REQUEST = Gather, from the listing beneath this task, every line holding the string "Guide".

______

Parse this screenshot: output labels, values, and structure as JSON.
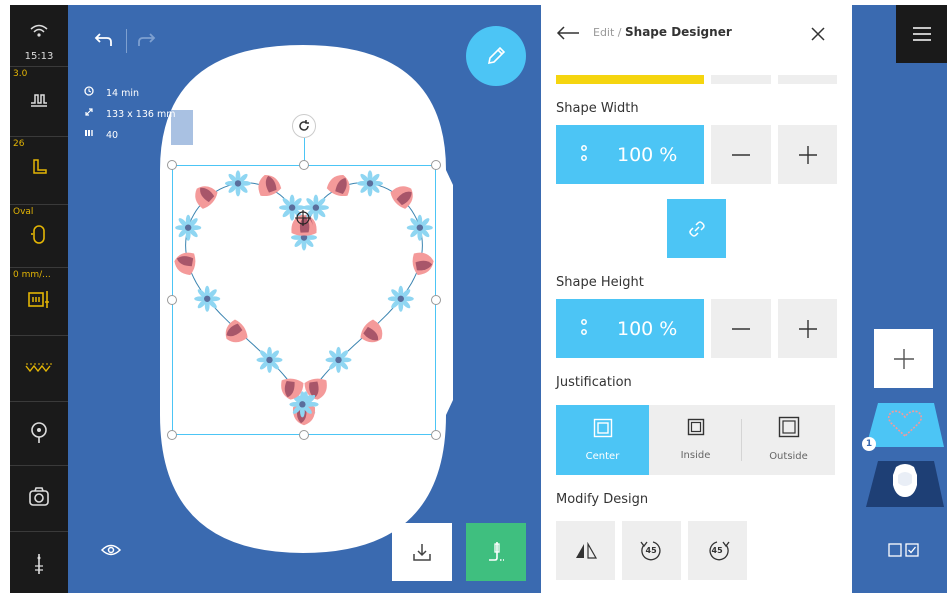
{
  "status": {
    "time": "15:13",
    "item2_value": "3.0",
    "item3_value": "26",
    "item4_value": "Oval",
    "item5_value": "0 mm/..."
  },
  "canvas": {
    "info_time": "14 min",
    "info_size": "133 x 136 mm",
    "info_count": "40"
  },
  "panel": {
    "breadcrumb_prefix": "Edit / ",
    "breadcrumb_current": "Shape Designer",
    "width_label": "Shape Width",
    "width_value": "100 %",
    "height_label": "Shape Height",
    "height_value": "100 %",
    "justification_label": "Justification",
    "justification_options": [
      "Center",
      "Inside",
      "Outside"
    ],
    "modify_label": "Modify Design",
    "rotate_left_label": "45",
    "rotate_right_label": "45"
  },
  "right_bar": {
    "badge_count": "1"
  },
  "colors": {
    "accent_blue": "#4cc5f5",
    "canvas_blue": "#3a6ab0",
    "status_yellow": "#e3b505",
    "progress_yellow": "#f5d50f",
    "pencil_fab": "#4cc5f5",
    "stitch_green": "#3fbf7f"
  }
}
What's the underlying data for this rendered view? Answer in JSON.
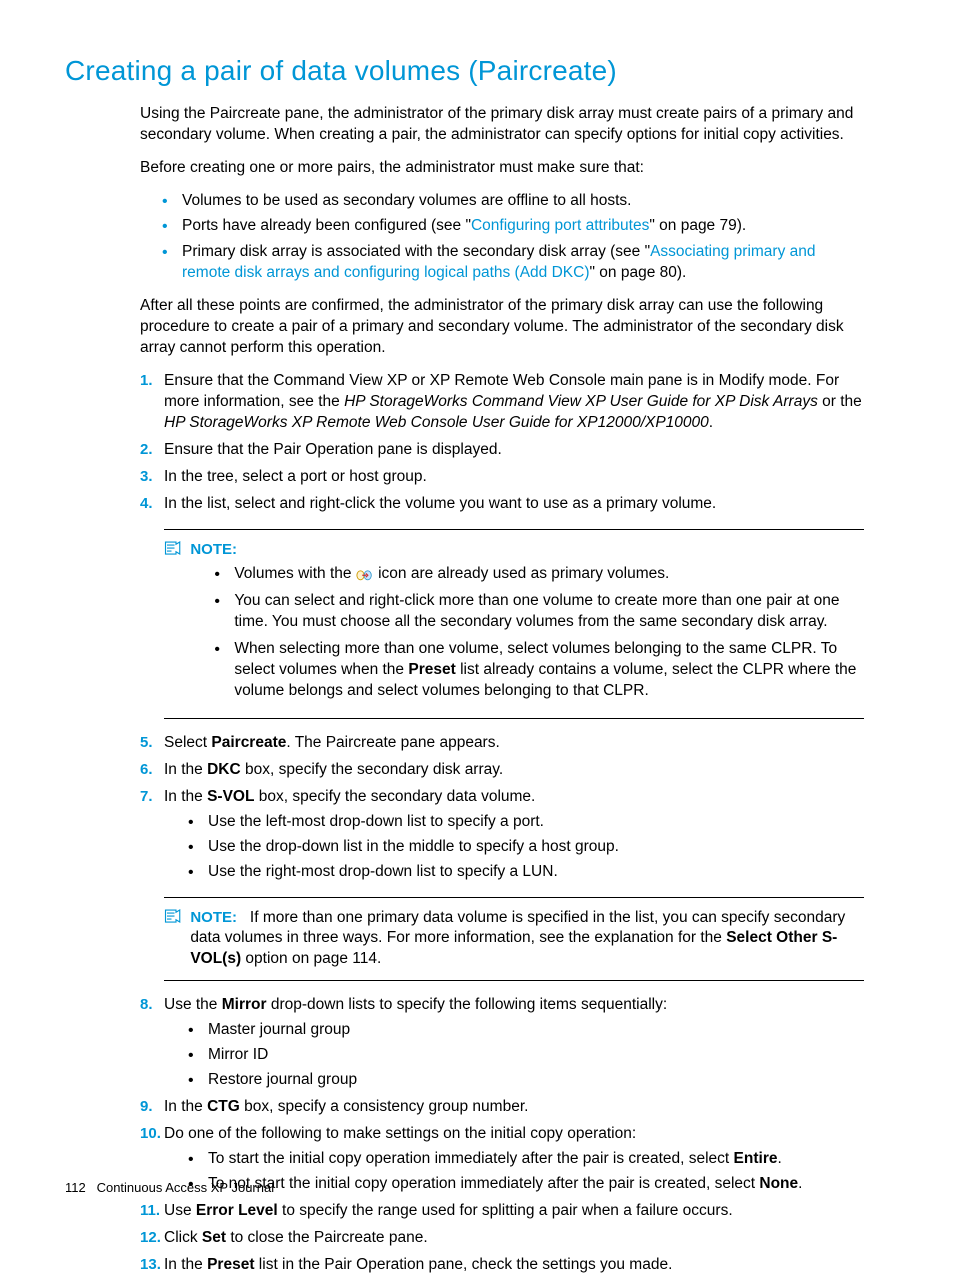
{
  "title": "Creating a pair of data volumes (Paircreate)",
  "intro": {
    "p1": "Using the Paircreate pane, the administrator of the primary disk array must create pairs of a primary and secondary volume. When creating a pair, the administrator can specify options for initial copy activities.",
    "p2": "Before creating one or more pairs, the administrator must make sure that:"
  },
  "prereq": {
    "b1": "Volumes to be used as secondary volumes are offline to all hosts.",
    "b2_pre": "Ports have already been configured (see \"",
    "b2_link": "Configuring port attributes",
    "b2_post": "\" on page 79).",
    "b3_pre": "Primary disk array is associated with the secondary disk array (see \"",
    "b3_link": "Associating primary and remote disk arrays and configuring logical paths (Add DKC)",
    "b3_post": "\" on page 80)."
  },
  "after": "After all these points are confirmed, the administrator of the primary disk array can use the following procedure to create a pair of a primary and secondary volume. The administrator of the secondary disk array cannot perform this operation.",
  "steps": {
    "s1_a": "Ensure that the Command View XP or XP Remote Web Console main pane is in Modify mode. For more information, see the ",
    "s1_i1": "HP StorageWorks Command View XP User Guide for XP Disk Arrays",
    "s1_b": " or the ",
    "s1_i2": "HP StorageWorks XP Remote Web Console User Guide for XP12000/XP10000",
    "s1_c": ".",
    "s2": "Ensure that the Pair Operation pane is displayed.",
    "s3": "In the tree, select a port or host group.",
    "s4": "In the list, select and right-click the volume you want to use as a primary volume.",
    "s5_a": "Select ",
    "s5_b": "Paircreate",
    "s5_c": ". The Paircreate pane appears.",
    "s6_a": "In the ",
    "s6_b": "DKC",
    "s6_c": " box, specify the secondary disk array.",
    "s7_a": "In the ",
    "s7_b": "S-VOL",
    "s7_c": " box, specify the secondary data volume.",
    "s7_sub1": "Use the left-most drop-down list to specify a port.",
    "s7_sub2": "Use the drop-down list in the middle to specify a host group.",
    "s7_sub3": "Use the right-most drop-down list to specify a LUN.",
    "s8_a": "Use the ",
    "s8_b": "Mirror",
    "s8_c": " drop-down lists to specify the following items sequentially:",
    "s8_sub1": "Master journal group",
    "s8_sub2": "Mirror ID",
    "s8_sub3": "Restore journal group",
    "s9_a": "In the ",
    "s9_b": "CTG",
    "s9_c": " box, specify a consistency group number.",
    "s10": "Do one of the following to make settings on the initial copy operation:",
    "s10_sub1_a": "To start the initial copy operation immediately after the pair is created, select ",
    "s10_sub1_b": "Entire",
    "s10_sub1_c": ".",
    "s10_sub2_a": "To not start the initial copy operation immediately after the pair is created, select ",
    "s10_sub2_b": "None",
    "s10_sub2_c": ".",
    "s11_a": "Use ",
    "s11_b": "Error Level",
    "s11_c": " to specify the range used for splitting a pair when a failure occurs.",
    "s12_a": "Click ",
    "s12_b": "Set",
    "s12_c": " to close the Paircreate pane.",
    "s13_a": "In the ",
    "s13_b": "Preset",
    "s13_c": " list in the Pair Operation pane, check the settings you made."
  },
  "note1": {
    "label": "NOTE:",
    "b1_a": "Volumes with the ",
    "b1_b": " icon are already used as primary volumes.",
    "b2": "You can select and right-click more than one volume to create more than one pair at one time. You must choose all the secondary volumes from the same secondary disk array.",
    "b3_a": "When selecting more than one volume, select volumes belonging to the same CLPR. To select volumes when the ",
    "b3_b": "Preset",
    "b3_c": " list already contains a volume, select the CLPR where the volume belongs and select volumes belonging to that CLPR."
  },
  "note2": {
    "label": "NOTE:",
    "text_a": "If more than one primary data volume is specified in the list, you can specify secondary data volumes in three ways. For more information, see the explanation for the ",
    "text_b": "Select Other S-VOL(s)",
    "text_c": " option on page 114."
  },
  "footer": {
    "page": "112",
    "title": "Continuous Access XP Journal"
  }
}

______

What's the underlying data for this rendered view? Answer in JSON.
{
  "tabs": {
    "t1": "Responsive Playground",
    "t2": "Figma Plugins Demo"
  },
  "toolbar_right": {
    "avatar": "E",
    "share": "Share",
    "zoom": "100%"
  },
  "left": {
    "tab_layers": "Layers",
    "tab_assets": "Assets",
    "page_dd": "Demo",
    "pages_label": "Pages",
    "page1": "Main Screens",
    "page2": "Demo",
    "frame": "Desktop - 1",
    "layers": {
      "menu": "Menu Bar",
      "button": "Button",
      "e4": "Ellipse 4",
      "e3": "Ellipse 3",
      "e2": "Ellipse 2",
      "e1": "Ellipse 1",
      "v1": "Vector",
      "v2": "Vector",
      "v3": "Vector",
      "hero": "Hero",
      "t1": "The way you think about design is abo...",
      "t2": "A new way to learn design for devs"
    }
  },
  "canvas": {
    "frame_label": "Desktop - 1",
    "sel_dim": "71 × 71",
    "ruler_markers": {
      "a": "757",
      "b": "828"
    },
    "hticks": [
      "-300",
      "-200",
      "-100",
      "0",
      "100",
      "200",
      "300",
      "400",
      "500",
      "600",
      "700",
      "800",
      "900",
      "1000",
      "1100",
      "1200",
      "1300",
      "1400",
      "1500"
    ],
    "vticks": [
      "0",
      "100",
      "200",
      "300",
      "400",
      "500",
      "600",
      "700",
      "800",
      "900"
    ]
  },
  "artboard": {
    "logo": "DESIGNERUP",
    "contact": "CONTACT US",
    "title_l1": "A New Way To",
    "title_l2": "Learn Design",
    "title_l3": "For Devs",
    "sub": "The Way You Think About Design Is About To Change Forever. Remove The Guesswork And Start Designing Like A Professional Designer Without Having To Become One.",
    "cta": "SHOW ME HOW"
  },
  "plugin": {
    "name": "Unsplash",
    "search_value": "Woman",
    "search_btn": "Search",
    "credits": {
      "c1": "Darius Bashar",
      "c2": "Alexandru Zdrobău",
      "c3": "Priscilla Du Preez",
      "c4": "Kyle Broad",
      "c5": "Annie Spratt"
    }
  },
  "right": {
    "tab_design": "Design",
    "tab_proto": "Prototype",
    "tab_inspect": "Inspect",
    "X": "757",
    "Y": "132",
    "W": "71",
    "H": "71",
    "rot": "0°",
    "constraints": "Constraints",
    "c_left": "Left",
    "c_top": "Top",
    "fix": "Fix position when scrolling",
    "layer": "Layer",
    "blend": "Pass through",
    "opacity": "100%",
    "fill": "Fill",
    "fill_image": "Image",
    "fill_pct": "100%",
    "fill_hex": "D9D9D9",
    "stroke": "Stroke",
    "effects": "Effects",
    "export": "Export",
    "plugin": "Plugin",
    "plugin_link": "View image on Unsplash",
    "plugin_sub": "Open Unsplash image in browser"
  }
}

______

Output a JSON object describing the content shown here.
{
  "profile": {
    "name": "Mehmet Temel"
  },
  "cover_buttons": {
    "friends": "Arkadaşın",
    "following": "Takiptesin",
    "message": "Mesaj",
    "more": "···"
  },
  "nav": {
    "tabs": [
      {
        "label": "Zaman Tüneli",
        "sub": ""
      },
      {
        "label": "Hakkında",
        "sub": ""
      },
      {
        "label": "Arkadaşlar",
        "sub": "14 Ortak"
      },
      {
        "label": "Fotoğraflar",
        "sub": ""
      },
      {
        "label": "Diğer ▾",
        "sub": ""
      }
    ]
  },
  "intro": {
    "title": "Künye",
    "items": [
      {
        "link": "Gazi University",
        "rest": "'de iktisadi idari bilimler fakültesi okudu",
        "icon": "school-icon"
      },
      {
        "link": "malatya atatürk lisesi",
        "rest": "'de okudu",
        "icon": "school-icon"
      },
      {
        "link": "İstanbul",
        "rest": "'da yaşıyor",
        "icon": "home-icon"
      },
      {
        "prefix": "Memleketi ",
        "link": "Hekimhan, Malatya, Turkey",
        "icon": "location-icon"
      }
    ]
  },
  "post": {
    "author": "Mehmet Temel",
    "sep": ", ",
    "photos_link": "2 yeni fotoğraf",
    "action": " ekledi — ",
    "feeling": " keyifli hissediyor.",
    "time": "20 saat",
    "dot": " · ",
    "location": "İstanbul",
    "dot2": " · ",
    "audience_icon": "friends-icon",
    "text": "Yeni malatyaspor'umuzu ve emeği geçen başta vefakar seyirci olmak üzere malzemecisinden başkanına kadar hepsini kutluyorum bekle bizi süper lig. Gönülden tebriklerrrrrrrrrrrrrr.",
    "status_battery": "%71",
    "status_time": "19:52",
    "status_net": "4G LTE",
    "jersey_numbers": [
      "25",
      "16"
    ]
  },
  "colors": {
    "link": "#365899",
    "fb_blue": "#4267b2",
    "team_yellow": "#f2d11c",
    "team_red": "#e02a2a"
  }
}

______

WRITTEN ANSWER =
    "s1_i1": "HP StorageWorks Command View XP User Guide for XP Disk Arrays",
    "s1_i2": "HP StorageWorks XP Remote Web Console User Guide for XP12000/XP10000",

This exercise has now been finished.